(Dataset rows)
==============================
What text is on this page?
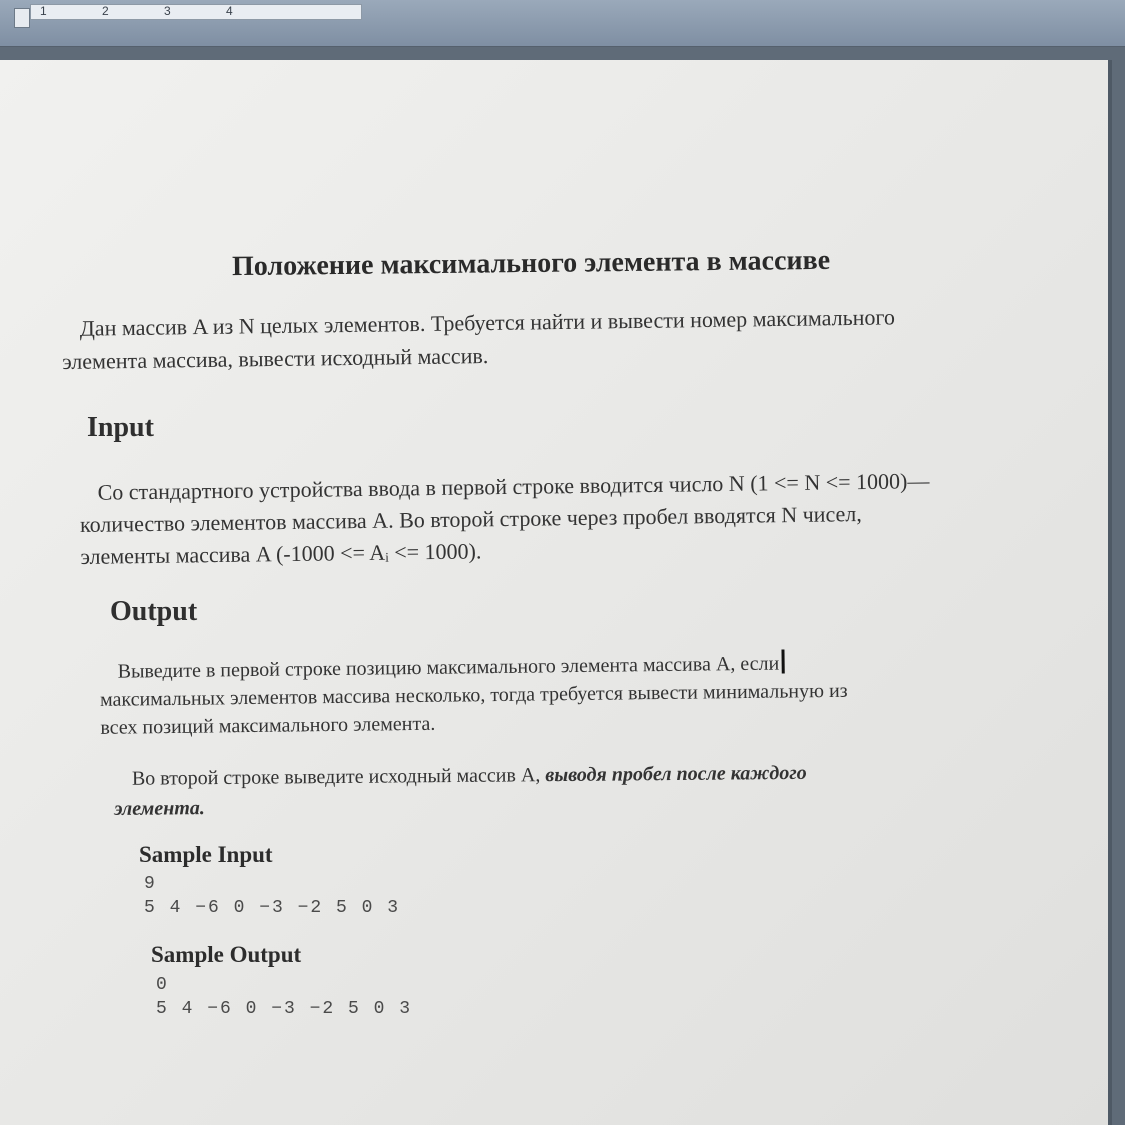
1	2	3	4
Положение максимального элемента в массиве

Дан массив A из N целых элементов. Требуется найти и вывести номер максимального
элемента массива, вывести исходный массив.

Input

Со стандартного устройства ввода в первой строке вводится число N (1 <= N <= 1000)—
количество элементов массива A. Во второй строке через пробел вводятся N чисел,
элементы массива A (-1000 <= Aᵢ <= 1000).

Output

Выведите в первой строке позицию максимального элемента массива A, если
максимальных элементов массива несколько, тогда требуется вывести минимальную из
всех позиций максимального элемента.

Во второй строке выведите исходный массив A, выводя пробел после каждого
элемента.

Sample Input

9

5 4 −6 0 −3 −2 5 0 3

Sample Output

0

5 4 −6 0 −3 −2 5 0 3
==============================
» **WHAT IS BEING ASKED**
Leave the pictures out and print the records above exactly as they stand.

» **RESPONSE FOR THIS EXERCISE**
What text is on this page?
1	2	3	4
Положение максимального элемента в массиве

Дан массив A из N целых элементов. Требуется найти и вывести номер максимального
элемента массива, вывести исходный массив.

Input

Со стандартного устройства ввода в первой строке вводится число N (1 <= N <= 1000)—
количество элементов массива A. Во второй строке через пробел вводятся N чисел,
элементы массива A (-1000 <= Aᵢ <= 1000).

Output

Выведите в первой строке позицию максимального элемента массива A, если
максимальных элементов массива несколько, тогда требуется вывести минимальную из
всех позиций максимального элемента.

Во второй строке выведите исходный массив A, выводя пробел после каждого
элемента.

Sample Input

9

5 4 −6 0 −3 −2 5 0 3

Sample Output

0

5 4 −6 0 −3 −2 5 0 3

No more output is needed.